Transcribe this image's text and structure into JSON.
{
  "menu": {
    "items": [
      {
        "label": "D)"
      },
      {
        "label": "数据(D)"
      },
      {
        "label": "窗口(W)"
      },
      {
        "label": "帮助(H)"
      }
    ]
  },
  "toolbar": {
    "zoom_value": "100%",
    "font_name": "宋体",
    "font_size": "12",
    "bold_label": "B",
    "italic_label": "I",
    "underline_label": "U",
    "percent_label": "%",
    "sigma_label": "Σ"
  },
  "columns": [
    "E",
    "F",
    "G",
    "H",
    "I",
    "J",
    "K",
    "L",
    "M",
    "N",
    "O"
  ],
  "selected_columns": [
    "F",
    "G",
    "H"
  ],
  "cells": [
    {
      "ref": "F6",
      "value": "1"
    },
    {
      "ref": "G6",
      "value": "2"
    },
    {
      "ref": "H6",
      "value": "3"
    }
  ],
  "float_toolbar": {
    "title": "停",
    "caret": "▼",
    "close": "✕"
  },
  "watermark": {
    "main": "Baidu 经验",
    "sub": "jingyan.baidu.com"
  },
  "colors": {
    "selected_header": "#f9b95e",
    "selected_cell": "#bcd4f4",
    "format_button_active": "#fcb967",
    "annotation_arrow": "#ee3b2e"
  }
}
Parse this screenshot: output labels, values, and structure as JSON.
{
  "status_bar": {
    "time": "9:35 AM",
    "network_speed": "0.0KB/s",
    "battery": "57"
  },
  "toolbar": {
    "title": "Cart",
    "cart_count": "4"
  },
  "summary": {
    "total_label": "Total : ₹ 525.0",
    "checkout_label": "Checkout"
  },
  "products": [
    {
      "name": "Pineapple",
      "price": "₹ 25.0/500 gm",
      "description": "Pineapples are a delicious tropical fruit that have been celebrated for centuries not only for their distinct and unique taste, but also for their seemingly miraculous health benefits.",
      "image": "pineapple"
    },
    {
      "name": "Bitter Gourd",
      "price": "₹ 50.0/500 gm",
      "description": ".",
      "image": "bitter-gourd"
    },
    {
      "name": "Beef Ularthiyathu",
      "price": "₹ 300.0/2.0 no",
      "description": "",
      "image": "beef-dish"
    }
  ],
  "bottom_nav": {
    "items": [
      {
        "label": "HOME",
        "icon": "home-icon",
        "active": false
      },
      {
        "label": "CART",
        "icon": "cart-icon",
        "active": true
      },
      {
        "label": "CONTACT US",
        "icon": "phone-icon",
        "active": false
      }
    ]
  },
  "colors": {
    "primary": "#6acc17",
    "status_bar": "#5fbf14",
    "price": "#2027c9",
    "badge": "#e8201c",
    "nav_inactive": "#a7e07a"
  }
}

- **Your goal**
Copy out all the entries shown above, character for character.

- **Solution**
Transcribe this image's text and structure into JSON.
{
  "menu": {
    "items": [
      {
        "label": "D)"
      },
      {
        "label": "数据(D)"
      },
      {
        "label": "窗口(W)"
      },
      {
        "label": "帮助(H)"
      }
    ]
  },
  "toolbar": {
    "zoom_value": "100%",
    "font_name": "宋体",
    "font_size": "12",
    "bold_label": "B",
    "italic_label": "I",
    "underline_label": "U",
    "percent_label": "%",
    "sigma_label": "Σ"
  },
  "columns": [
    "E",
    "F",
    "G",
    "H",
    "I",
    "J",
    "K",
    "L",
    "M",
    "N",
    "O"
  ],
  "selected_columns": [
    "F",
    "G",
    "H"
  ],
  "cells": [
    {
      "ref": "F6",
      "value": "1"
    },
    {
      "ref": "G6",
      "value": "2"
    },
    {
      "ref": "H6",
      "value": "3"
    }
  ],
  "float_toolbar": {
    "title": "停",
    "caret": "▼",
    "close": "✕"
  },
  "watermark": {
    "main": "Baidu 经验",
    "sub": "jingyan.baidu.com"
  },
  "colors": {
    "selected_header": "#f9b95e",
    "selected_cell": "#bcd4f4",
    "format_button_active": "#fcb967",
    "annotation_arrow": "#ee3b2e"
  }
}
Parse this screenshot: output labels, values, and structure as JSON.
{
  "status_bar": {
    "time": "9:35 AM",
    "network_speed": "0.0KB/s",
    "battery": "57"
  },
  "toolbar": {
    "title": "Cart",
    "cart_count": "4"
  },
  "summary": {
    "total_label": "Total : ₹ 525.0",
    "checkout_label": "Checkout"
  },
  "products": [
    {
      "name": "Pineapple",
      "price": "₹ 25.0/500 gm",
      "description": "Pineapples are a delicious tropical fruit that have been celebrated for centuries not only for their distinct and unique taste, but also for their seemingly miraculous health benefits.",
      "image": "pineapple"
    },
    {
      "name": "Bitter Gourd",
      "price": "₹ 50.0/500 gm",
      "description": ".",
      "image": "bitter-gourd"
    },
    {
      "name": "Beef Ularthiyathu",
      "price": "₹ 300.0/2.0 no",
      "description": "",
      "image": "beef-dish"
    }
  ],
  "bottom_nav": {
    "items": [
      {
        "label": "HOME",
        "icon": "home-icon",
        "active": false
      },
      {
        "label": "CART",
        "icon": "cart-icon",
        "active": true
      },
      {
        "label": "CONTACT US",
        "icon": "phone-icon",
        "active": false
      }
    ]
  },
  "colors": {
    "primary": "#6acc17",
    "status_bar": "#5fbf14",
    "price": "#2027c9",
    "badge": "#e8201c",
    "nav_inactive": "#a7e07a"
  }
}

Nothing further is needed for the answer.